▸ EXERCISE DESCRIPTION
What follows is a listing; restate every line of it word for word.
_ _ _ _
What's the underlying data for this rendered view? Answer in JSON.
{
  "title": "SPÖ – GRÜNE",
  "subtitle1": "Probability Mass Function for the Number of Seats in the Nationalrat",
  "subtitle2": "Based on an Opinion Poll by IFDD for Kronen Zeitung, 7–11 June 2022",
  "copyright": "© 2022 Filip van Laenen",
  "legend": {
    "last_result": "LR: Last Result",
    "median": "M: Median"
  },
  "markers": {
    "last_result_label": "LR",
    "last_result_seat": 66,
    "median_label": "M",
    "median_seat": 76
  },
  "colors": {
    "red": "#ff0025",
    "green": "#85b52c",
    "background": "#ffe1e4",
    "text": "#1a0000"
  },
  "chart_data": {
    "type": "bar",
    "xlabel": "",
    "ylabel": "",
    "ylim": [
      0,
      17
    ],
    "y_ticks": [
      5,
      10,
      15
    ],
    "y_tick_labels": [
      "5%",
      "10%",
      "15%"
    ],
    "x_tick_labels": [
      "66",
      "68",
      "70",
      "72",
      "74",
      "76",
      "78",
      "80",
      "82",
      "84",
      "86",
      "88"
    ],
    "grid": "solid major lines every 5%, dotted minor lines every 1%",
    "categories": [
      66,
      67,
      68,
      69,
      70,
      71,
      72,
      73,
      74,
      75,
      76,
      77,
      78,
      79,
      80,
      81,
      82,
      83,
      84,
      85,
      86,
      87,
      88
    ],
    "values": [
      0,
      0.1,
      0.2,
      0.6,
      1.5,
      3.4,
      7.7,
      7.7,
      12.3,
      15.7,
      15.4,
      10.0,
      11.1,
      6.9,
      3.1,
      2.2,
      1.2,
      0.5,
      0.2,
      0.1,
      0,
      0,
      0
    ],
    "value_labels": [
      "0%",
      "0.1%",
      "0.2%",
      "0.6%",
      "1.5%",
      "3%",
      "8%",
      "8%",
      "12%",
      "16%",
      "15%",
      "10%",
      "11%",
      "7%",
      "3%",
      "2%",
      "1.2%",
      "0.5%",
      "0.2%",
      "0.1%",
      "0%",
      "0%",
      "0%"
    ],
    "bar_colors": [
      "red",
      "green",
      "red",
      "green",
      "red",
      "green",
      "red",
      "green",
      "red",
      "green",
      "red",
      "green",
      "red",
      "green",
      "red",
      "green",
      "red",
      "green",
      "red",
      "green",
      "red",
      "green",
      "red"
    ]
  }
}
_ _ _ _
▸ ANSWER TO THIS PROBLEM
What's the underlying data for this rendered view? Answer in JSON.
{
  "title": "SPÖ – GRÜNE",
  "subtitle1": "Probability Mass Function for the Number of Seats in the Nationalrat",
  "subtitle2": "Based on an Opinion Poll by IFDD for Kronen Zeitung, 7–11 June 2022",
  "copyright": "© 2022 Filip van Laenen",
  "legend": {
    "last_result": "LR: Last Result",
    "median": "M: Median"
  },
  "markers": {
    "last_result_label": "LR",
    "last_result_seat": 66,
    "median_label": "M",
    "median_seat": 76
  },
  "colors": {
    "red": "#ff0025",
    "green": "#85b52c",
    "background": "#ffe1e4",
    "text": "#1a0000"
  },
  "chart_data": {
    "type": "bar",
    "xlabel": "",
    "ylabel": "",
    "ylim": [
      0,
      17
    ],
    "y_ticks": [
      5,
      10,
      15
    ],
    "y_tick_labels": [
      "5%",
      "10%",
      "15%"
    ],
    "x_tick_labels": [
      "66",
      "68",
      "70",
      "72",
      "74",
      "76",
      "78",
      "80",
      "82",
      "84",
      "86",
      "88"
    ],
    "grid": "solid major lines every 5%, dotted minor lines every 1%",
    "categories": [
      66,
      67,
      68,
      69,
      70,
      71,
      72,
      73,
      74,
      75,
      76,
      77,
      78,
      79,
      80,
      81,
      82,
      83,
      84,
      85,
      86,
      87,
      88
    ],
    "values": [
      0,
      0.1,
      0.2,
      0.6,
      1.5,
      3.4,
      7.7,
      7.7,
      12.3,
      15.7,
      15.4,
      10.0,
      11.1,
      6.9,
      3.1,
      2.2,
      1.2,
      0.5,
      0.2,
      0.1,
      0,
      0,
      0
    ],
    "value_labels": [
      "0%",
      "0.1%",
      "0.2%",
      "0.6%",
      "1.5%",
      "3%",
      "8%",
      "8%",
      "12%",
      "16%",
      "15%",
      "10%",
      "11%",
      "7%",
      "3%",
      "2%",
      "1.2%",
      "0.5%",
      "0.2%",
      "0.1%",
      "0%",
      "0%",
      "0%"
    ],
    "bar_colors": [
      "red",
      "green",
      "red",
      "green",
      "red",
      "green",
      "red",
      "green",
      "red",
      "green",
      "red",
      "green",
      "red",
      "green",
      "red",
      "green",
      "red",
      "green",
      "red",
      "green",
      "red",
      "green",
      "red"
    ]
  }
}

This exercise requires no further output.